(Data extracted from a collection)

Start

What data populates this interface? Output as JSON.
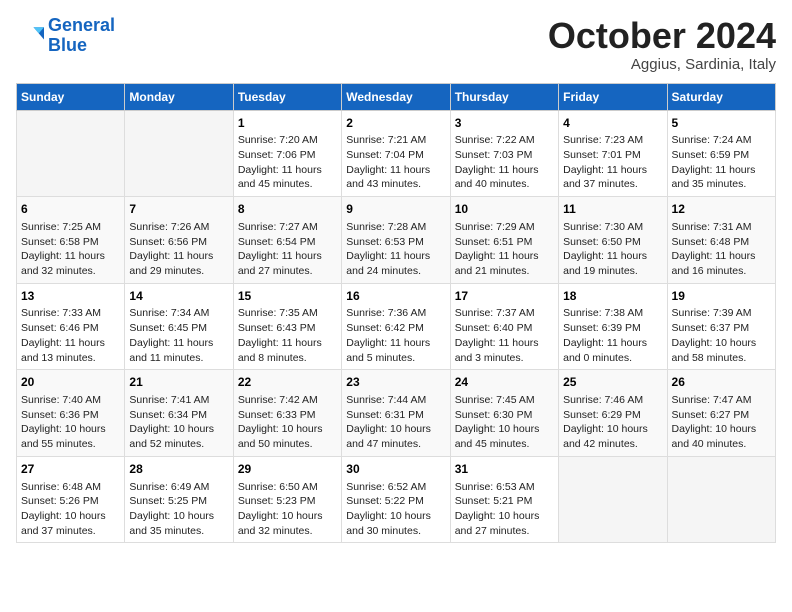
{
  "logo": {
    "line1": "General",
    "line2": "Blue"
  },
  "title": "October 2024",
  "subtitle": "Aggius, Sardinia, Italy",
  "weekdays": [
    "Sunday",
    "Monday",
    "Tuesday",
    "Wednesday",
    "Thursday",
    "Friday",
    "Saturday"
  ],
  "weeks": [
    [
      {
        "day": "",
        "sunrise": "",
        "sunset": "",
        "daylight": ""
      },
      {
        "day": "",
        "sunrise": "",
        "sunset": "",
        "daylight": ""
      },
      {
        "day": "1",
        "sunrise": "Sunrise: 7:20 AM",
        "sunset": "Sunset: 7:06 PM",
        "daylight": "Daylight: 11 hours and 45 minutes."
      },
      {
        "day": "2",
        "sunrise": "Sunrise: 7:21 AM",
        "sunset": "Sunset: 7:04 PM",
        "daylight": "Daylight: 11 hours and 43 minutes."
      },
      {
        "day": "3",
        "sunrise": "Sunrise: 7:22 AM",
        "sunset": "Sunset: 7:03 PM",
        "daylight": "Daylight: 11 hours and 40 minutes."
      },
      {
        "day": "4",
        "sunrise": "Sunrise: 7:23 AM",
        "sunset": "Sunset: 7:01 PM",
        "daylight": "Daylight: 11 hours and 37 minutes."
      },
      {
        "day": "5",
        "sunrise": "Sunrise: 7:24 AM",
        "sunset": "Sunset: 6:59 PM",
        "daylight": "Daylight: 11 hours and 35 minutes."
      }
    ],
    [
      {
        "day": "6",
        "sunrise": "Sunrise: 7:25 AM",
        "sunset": "Sunset: 6:58 PM",
        "daylight": "Daylight: 11 hours and 32 minutes."
      },
      {
        "day": "7",
        "sunrise": "Sunrise: 7:26 AM",
        "sunset": "Sunset: 6:56 PM",
        "daylight": "Daylight: 11 hours and 29 minutes."
      },
      {
        "day": "8",
        "sunrise": "Sunrise: 7:27 AM",
        "sunset": "Sunset: 6:54 PM",
        "daylight": "Daylight: 11 hours and 27 minutes."
      },
      {
        "day": "9",
        "sunrise": "Sunrise: 7:28 AM",
        "sunset": "Sunset: 6:53 PM",
        "daylight": "Daylight: 11 hours and 24 minutes."
      },
      {
        "day": "10",
        "sunrise": "Sunrise: 7:29 AM",
        "sunset": "Sunset: 6:51 PM",
        "daylight": "Daylight: 11 hours and 21 minutes."
      },
      {
        "day": "11",
        "sunrise": "Sunrise: 7:30 AM",
        "sunset": "Sunset: 6:50 PM",
        "daylight": "Daylight: 11 hours and 19 minutes."
      },
      {
        "day": "12",
        "sunrise": "Sunrise: 7:31 AM",
        "sunset": "Sunset: 6:48 PM",
        "daylight": "Daylight: 11 hours and 16 minutes."
      }
    ],
    [
      {
        "day": "13",
        "sunrise": "Sunrise: 7:33 AM",
        "sunset": "Sunset: 6:46 PM",
        "daylight": "Daylight: 11 hours and 13 minutes."
      },
      {
        "day": "14",
        "sunrise": "Sunrise: 7:34 AM",
        "sunset": "Sunset: 6:45 PM",
        "daylight": "Daylight: 11 hours and 11 minutes."
      },
      {
        "day": "15",
        "sunrise": "Sunrise: 7:35 AM",
        "sunset": "Sunset: 6:43 PM",
        "daylight": "Daylight: 11 hours and 8 minutes."
      },
      {
        "day": "16",
        "sunrise": "Sunrise: 7:36 AM",
        "sunset": "Sunset: 6:42 PM",
        "daylight": "Daylight: 11 hours and 5 minutes."
      },
      {
        "day": "17",
        "sunrise": "Sunrise: 7:37 AM",
        "sunset": "Sunset: 6:40 PM",
        "daylight": "Daylight: 11 hours and 3 minutes."
      },
      {
        "day": "18",
        "sunrise": "Sunrise: 7:38 AM",
        "sunset": "Sunset: 6:39 PM",
        "daylight": "Daylight: 11 hours and 0 minutes."
      },
      {
        "day": "19",
        "sunrise": "Sunrise: 7:39 AM",
        "sunset": "Sunset: 6:37 PM",
        "daylight": "Daylight: 10 hours and 58 minutes."
      }
    ],
    [
      {
        "day": "20",
        "sunrise": "Sunrise: 7:40 AM",
        "sunset": "Sunset: 6:36 PM",
        "daylight": "Daylight: 10 hours and 55 minutes."
      },
      {
        "day": "21",
        "sunrise": "Sunrise: 7:41 AM",
        "sunset": "Sunset: 6:34 PM",
        "daylight": "Daylight: 10 hours and 52 minutes."
      },
      {
        "day": "22",
        "sunrise": "Sunrise: 7:42 AM",
        "sunset": "Sunset: 6:33 PM",
        "daylight": "Daylight: 10 hours and 50 minutes."
      },
      {
        "day": "23",
        "sunrise": "Sunrise: 7:44 AM",
        "sunset": "Sunset: 6:31 PM",
        "daylight": "Daylight: 10 hours and 47 minutes."
      },
      {
        "day": "24",
        "sunrise": "Sunrise: 7:45 AM",
        "sunset": "Sunset: 6:30 PM",
        "daylight": "Daylight: 10 hours and 45 minutes."
      },
      {
        "day": "25",
        "sunrise": "Sunrise: 7:46 AM",
        "sunset": "Sunset: 6:29 PM",
        "daylight": "Daylight: 10 hours and 42 minutes."
      },
      {
        "day": "26",
        "sunrise": "Sunrise: 7:47 AM",
        "sunset": "Sunset: 6:27 PM",
        "daylight": "Daylight: 10 hours and 40 minutes."
      }
    ],
    [
      {
        "day": "27",
        "sunrise": "Sunrise: 6:48 AM",
        "sunset": "Sunset: 5:26 PM",
        "daylight": "Daylight: 10 hours and 37 minutes."
      },
      {
        "day": "28",
        "sunrise": "Sunrise: 6:49 AM",
        "sunset": "Sunset: 5:25 PM",
        "daylight": "Daylight: 10 hours and 35 minutes."
      },
      {
        "day": "29",
        "sunrise": "Sunrise: 6:50 AM",
        "sunset": "Sunset: 5:23 PM",
        "daylight": "Daylight: 10 hours and 32 minutes."
      },
      {
        "day": "30",
        "sunrise": "Sunrise: 6:52 AM",
        "sunset": "Sunset: 5:22 PM",
        "daylight": "Daylight: 10 hours and 30 minutes."
      },
      {
        "day": "31",
        "sunrise": "Sunrise: 6:53 AM",
        "sunset": "Sunset: 5:21 PM",
        "daylight": "Daylight: 10 hours and 27 minutes."
      },
      {
        "day": "",
        "sunrise": "",
        "sunset": "",
        "daylight": ""
      },
      {
        "day": "",
        "sunrise": "",
        "sunset": "",
        "daylight": ""
      }
    ]
  ]
}
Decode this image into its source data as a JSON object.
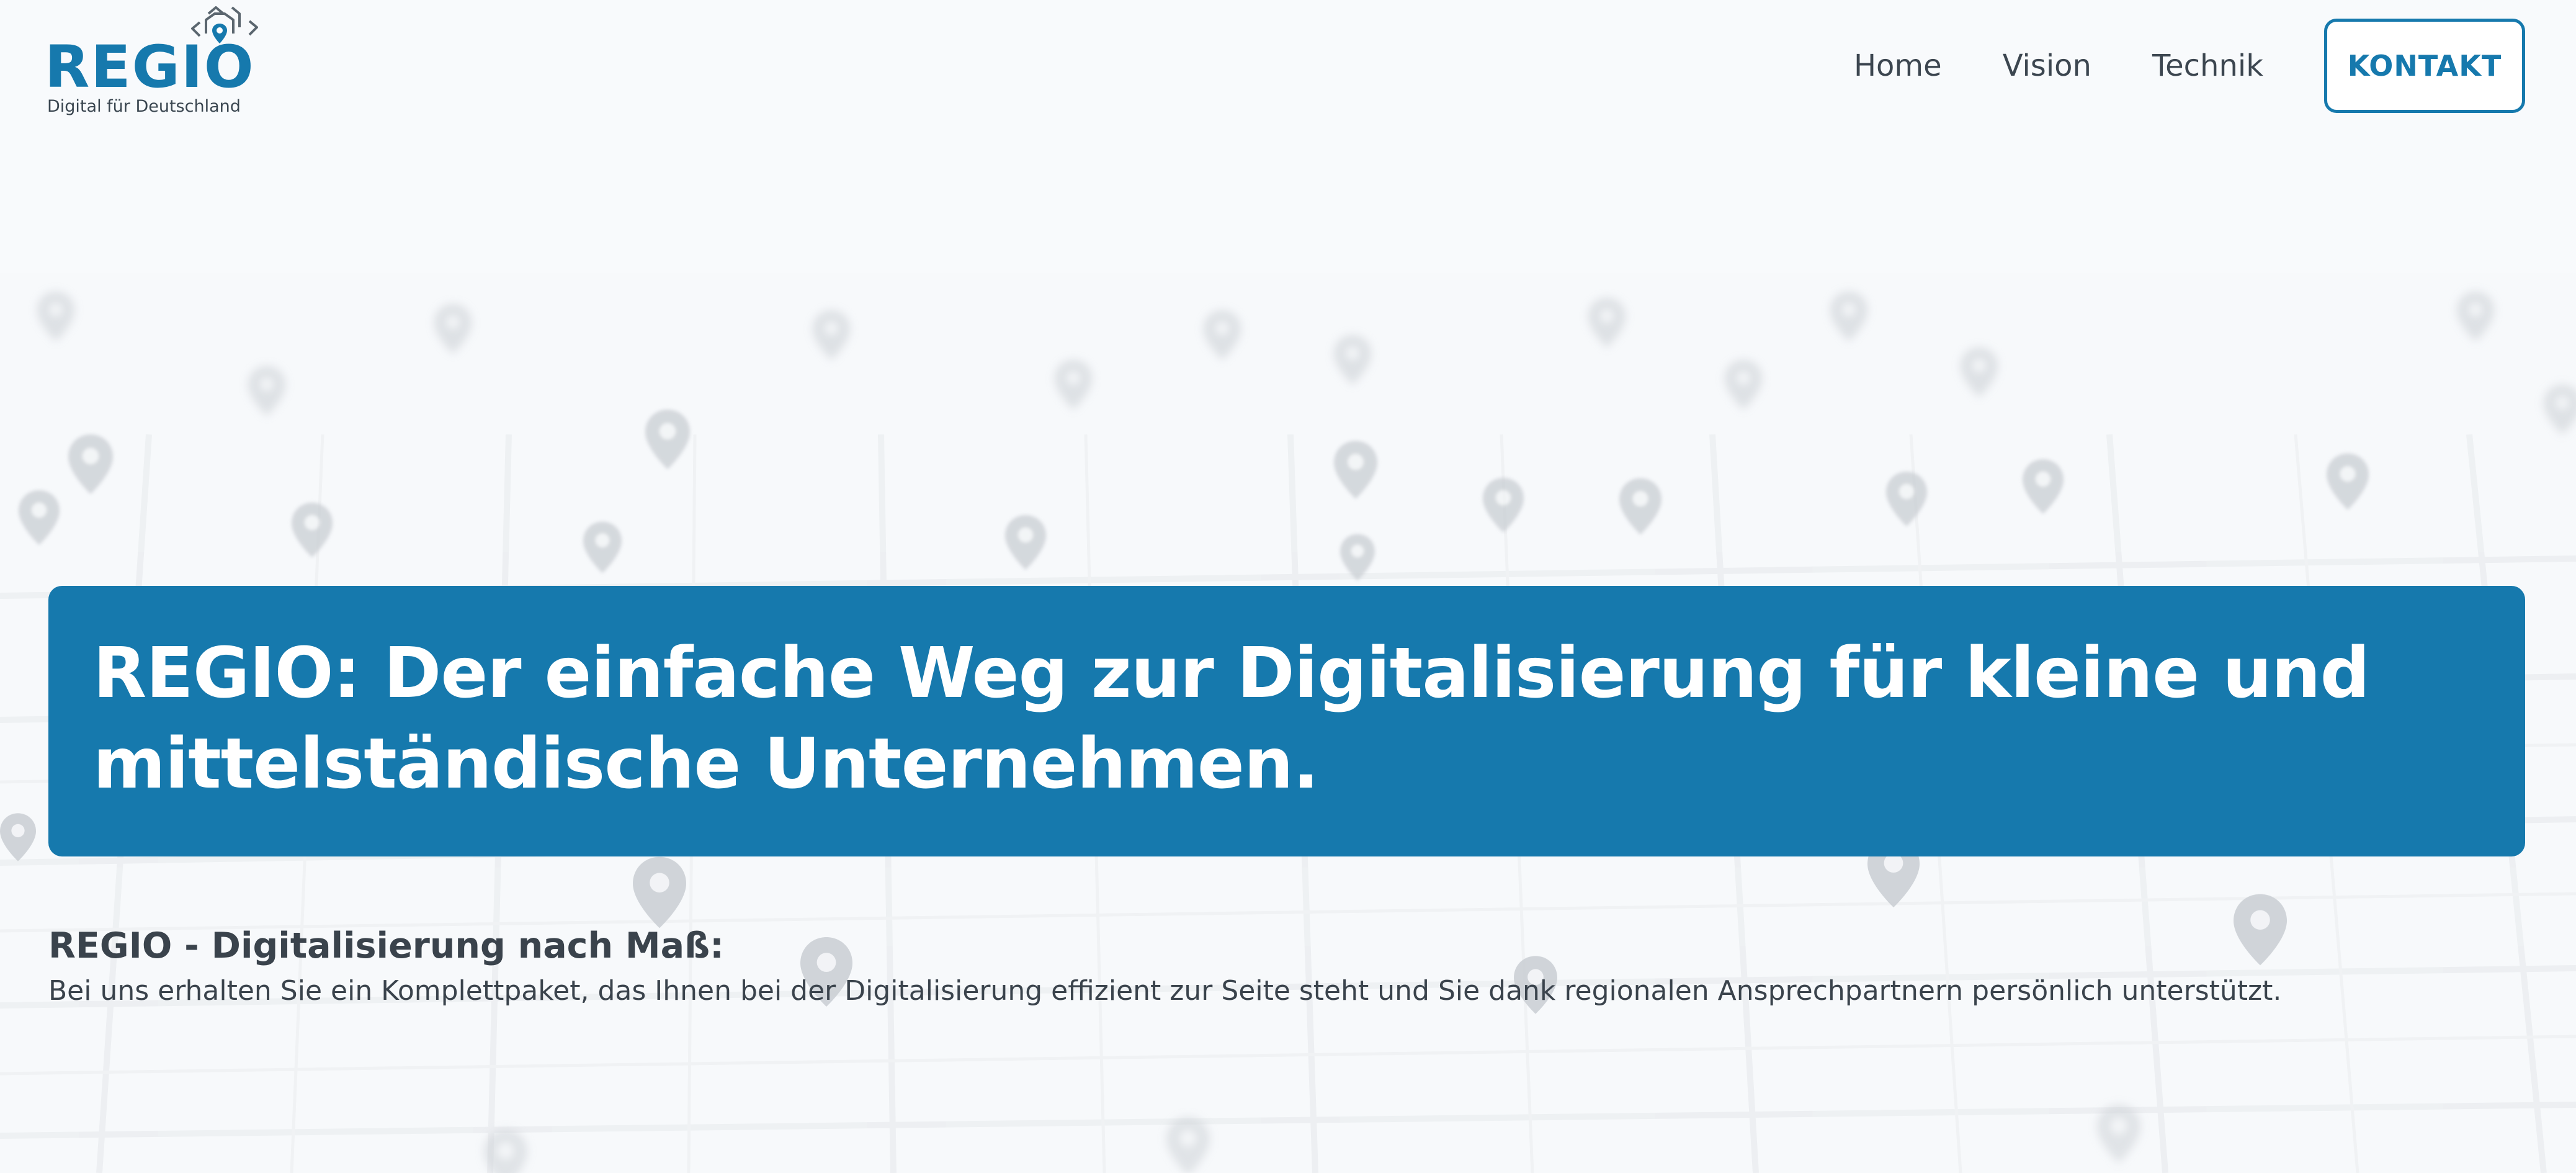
{
  "header": {
    "logo": {
      "wordmark": "REGIO",
      "tagline": "Digital für Deutschland",
      "icon": "hexagon-pin-icon"
    },
    "nav": {
      "items": [
        {
          "label": "Home"
        },
        {
          "label": "Vision"
        },
        {
          "label": "Technik"
        }
      ],
      "cta_label": "KONTAKT"
    }
  },
  "hero": {
    "title": "REGIO: Der einfache Weg zur Digitalisierung für kleine und mittelständische Unternehmen."
  },
  "intro": {
    "heading": "REGIO - Digitalisierung nach Maß:",
    "text": "Bei uns erhalten Sie ein Komplettpaket, das Ihnen bei der Digitalisierung effizient zur Seite steht und Sie dank regionalen Ansprechpartnern persönlich unterstützt."
  },
  "colors": {
    "brand_blue": "#1679ad",
    "text_dark": "#3a434c",
    "background": "#f7f9fb",
    "white": "#ffffff"
  }
}
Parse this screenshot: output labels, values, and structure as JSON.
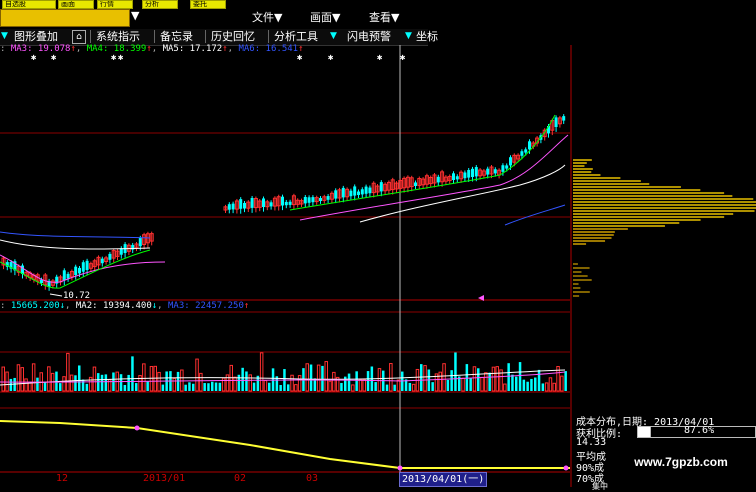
{
  "top_buttons": [
    "自选股",
    "画面",
    "行情",
    "分析",
    "委托"
  ],
  "menus": {
    "file": "文件",
    "screen": "画面",
    "view": "查看"
  },
  "toolbar": {
    "overlay": "图形叠加",
    "indicators": "系统指示",
    "memo": "备忘录",
    "history": "历史回忆",
    "analysis": "分析工具",
    "flash": "闪电预警",
    "coord": "坐标"
  },
  "price_ma": [
    {
      "label": "MA3: 19.078",
      "color": "#ff55ff"
    },
    {
      "label": "MA4: 18.399",
      "color": "#00ff00"
    },
    {
      "label": "MA5: 17.172",
      "color": "#ffffff"
    },
    {
      "label": "MA6: 16.541",
      "color": "#3355ff"
    }
  ],
  "price_low_label": "10.72",
  "vol_ma": [
    {
      "label": "15665.200",
      "color": "#00ffff"
    },
    {
      "label": "MA2: 19394.400",
      "color": "#ffffff"
    },
    {
      "label": "MA3: 22457.250",
      "color": "#3355ff"
    }
  ],
  "date_axis": [
    "12",
    "2013/01",
    "02",
    "03"
  ],
  "cursor_date": "2013/04/01(一)",
  "cost_panel": {
    "title": "成本分布,日期: 2013/04/01",
    "profit_label": "获利比例:",
    "profit_value": "87.6%",
    "price": "14.33",
    "avg": "平均成",
    "r90": "90%成",
    "r70": "70%成",
    "other": "集中"
  },
  "watermark": "www.7gpzb.com",
  "colors": {
    "up": "#ff3030",
    "down": "#00ffff",
    "grid": "#8b0000",
    "accent": "#e8e800"
  }
}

End

* _GOAL_
Pictures stay out; retype only the lines from the line containing "Parse this screenshot: output" through the end of the listing, inclusive, exactly as they appear.

* _PROBLEM SOLUTION_
Parse this screenshot: output labels, values, and structure as JSON.
{
  "top_buttons": [
    "自选股",
    "画面",
    "行情",
    "分析",
    "委托"
  ],
  "menus": {
    "file": "文件",
    "screen": "画面",
    "view": "查看"
  },
  "toolbar": {
    "overlay": "图形叠加",
    "indicators": "系统指示",
    "memo": "备忘录",
    "history": "历史回忆",
    "analysis": "分析工具",
    "flash": "闪电预警",
    "coord": "坐标"
  },
  "price_ma": [
    {
      "label": "MA3: 19.078",
      "color": "#ff55ff"
    },
    {
      "label": "MA4: 18.399",
      "color": "#00ff00"
    },
    {
      "label": "MA5: 17.172",
      "color": "#ffffff"
    },
    {
      "label": "MA6: 16.541",
      "color": "#3355ff"
    }
  ],
  "price_low_label": "10.72",
  "vol_ma": [
    {
      "label": "15665.200",
      "color": "#00ffff"
    },
    {
      "label": "MA2: 19394.400",
      "color": "#ffffff"
    },
    {
      "label": "MA3: 22457.250",
      "color": "#3355ff"
    }
  ],
  "date_axis": [
    "12",
    "2013/01",
    "02",
    "03"
  ],
  "cursor_date": "2013/04/01(一)",
  "cost_panel": {
    "title": "成本分布,日期: 2013/04/01",
    "profit_label": "获利比例:",
    "profit_value": "87.6%",
    "price": "14.33",
    "avg": "平均成",
    "r90": "90%成",
    "r70": "70%成",
    "other": "集中"
  },
  "watermark": "www.7gpzb.com",
  "colors": {
    "up": "#ff3030",
    "down": "#00ffff",
    "grid": "#8b0000",
    "accent": "#e8e800"
  }
}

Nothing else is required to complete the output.